**** The records

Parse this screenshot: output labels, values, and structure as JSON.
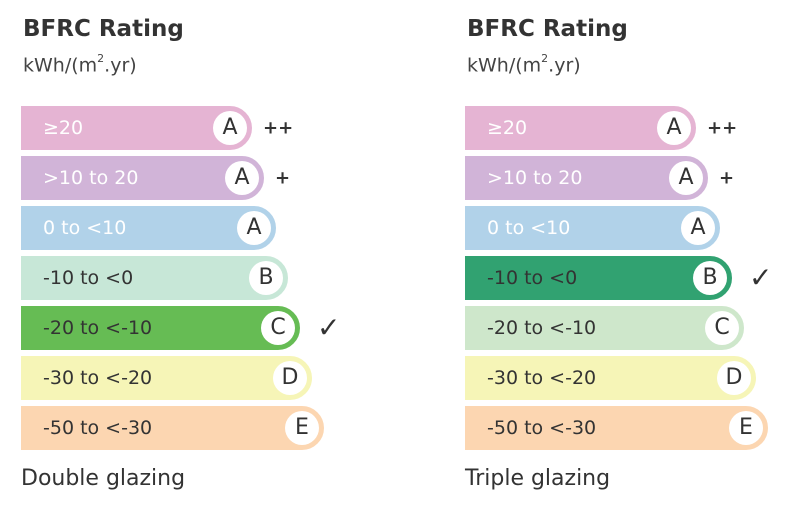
{
  "panels": [
    {
      "title": "BFRC Rating",
      "unit_prefix": "kWh/(m",
      "unit_sup": "2",
      "unit_suffix": ".yr)",
      "caption": "Double glazing",
      "selected_index": 4,
      "check_mark": "✓",
      "bands": [
        {
          "range": "≥20",
          "letter": "A",
          "suffix": "++",
          "color": "#e5b4d3",
          "text_color": "#ffffff"
        },
        {
          "range": ">10 to 20",
          "letter": "A",
          "suffix": "+",
          "color": "#d1b4d8",
          "text_color": "#ffffff"
        },
        {
          "range": "0 to <10",
          "letter": "A",
          "suffix": "",
          "color": "#b1d2e9",
          "text_color": "#ffffff"
        },
        {
          "range": "-10 to <0",
          "letter": "B",
          "suffix": "",
          "color": "#c7e7d7",
          "text_color": "#333333"
        },
        {
          "range": "-20 to <-10",
          "letter": "C",
          "suffix": "",
          "color": "#66bc54",
          "text_color": "#333333"
        },
        {
          "range": "-30 to <-20",
          "letter": "D",
          "suffix": "",
          "color": "#f6f5b7",
          "text_color": "#333333"
        },
        {
          "range": "-50 to <-30",
          "letter": "E",
          "suffix": "",
          "color": "#fcd6b1",
          "text_color": "#333333"
        }
      ]
    },
    {
      "title": "BFRC Rating",
      "unit_prefix": "kWh/(m",
      "unit_sup": "2",
      "unit_suffix": ".yr)",
      "caption": "Triple glazing",
      "selected_index": 3,
      "check_mark": "✓",
      "bands": [
        {
          "range": "≥20",
          "letter": "A",
          "suffix": "++",
          "color": "#e5b4d3",
          "text_color": "#ffffff"
        },
        {
          "range": ">10 to 20",
          "letter": "A",
          "suffix": "+",
          "color": "#d1b4d8",
          "text_color": "#ffffff"
        },
        {
          "range": "0 to <10",
          "letter": "A",
          "suffix": "",
          "color": "#b1d2e9",
          "text_color": "#ffffff"
        },
        {
          "range": "-10 to <0",
          "letter": "B",
          "suffix": "",
          "color": "#31a271",
          "text_color": "#333333"
        },
        {
          "range": "-20 to <-10",
          "letter": "C",
          "suffix": "",
          "color": "#cee7cb",
          "text_color": "#333333"
        },
        {
          "range": "-30 to <-20",
          "letter": "D",
          "suffix": "",
          "color": "#f6f5b7",
          "text_color": "#333333"
        },
        {
          "range": "-50 to <-30",
          "letter": "E",
          "suffix": "",
          "color": "#fcd6b1",
          "text_color": "#333333"
        }
      ]
    }
  ]
}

********

▶ Your instructions
Every record must be copied exactly, with the pictures left out.

▶ Correct answer
Parse this screenshot: output labels, values, and structure as JSON.
{
  "panels": [
    {
      "title": "BFRC Rating",
      "unit_prefix": "kWh/(m",
      "unit_sup": "2",
      "unit_suffix": ".yr)",
      "caption": "Double glazing",
      "selected_index": 4,
      "check_mark": "✓",
      "bands": [
        {
          "range": "≥20",
          "letter": "A",
          "suffix": "++",
          "color": "#e5b4d3",
          "text_color": "#ffffff"
        },
        {
          "range": ">10 to 20",
          "letter": "A",
          "suffix": "+",
          "color": "#d1b4d8",
          "text_color": "#ffffff"
        },
        {
          "range": "0 to <10",
          "letter": "A",
          "suffix": "",
          "color": "#b1d2e9",
          "text_color": "#ffffff"
        },
        {
          "range": "-10 to <0",
          "letter": "B",
          "suffix": "",
          "color": "#c7e7d7",
          "text_color": "#333333"
        },
        {
          "range": "-20 to <-10",
          "letter": "C",
          "suffix": "",
          "color": "#66bc54",
          "text_color": "#333333"
        },
        {
          "range": "-30 to <-20",
          "letter": "D",
          "suffix": "",
          "color": "#f6f5b7",
          "text_color": "#333333"
        },
        {
          "range": "-50 to <-30",
          "letter": "E",
          "suffix": "",
          "color": "#fcd6b1",
          "text_color": "#333333"
        }
      ]
    },
    {
      "title": "BFRC Rating",
      "unit_prefix": "kWh/(m",
      "unit_sup": "2",
      "unit_suffix": ".yr)",
      "caption": "Triple glazing",
      "selected_index": 3,
      "check_mark": "✓",
      "bands": [
        {
          "range": "≥20",
          "letter": "A",
          "suffix": "++",
          "color": "#e5b4d3",
          "text_color": "#ffffff"
        },
        {
          "range": ">10 to 20",
          "letter": "A",
          "suffix": "+",
          "color": "#d1b4d8",
          "text_color": "#ffffff"
        },
        {
          "range": "0 to <10",
          "letter": "A",
          "suffix": "",
          "color": "#b1d2e9",
          "text_color": "#ffffff"
        },
        {
          "range": "-10 to <0",
          "letter": "B",
          "suffix": "",
          "color": "#31a271",
          "text_color": "#333333"
        },
        {
          "range": "-20 to <-10",
          "letter": "C",
          "suffix": "",
          "color": "#cee7cb",
          "text_color": "#333333"
        },
        {
          "range": "-30 to <-20",
          "letter": "D",
          "suffix": "",
          "color": "#f6f5b7",
          "text_color": "#333333"
        },
        {
          "range": "-50 to <-30",
          "letter": "E",
          "suffix": "",
          "color": "#fcd6b1",
          "text_color": "#333333"
        }
      ]
    }
  ]
}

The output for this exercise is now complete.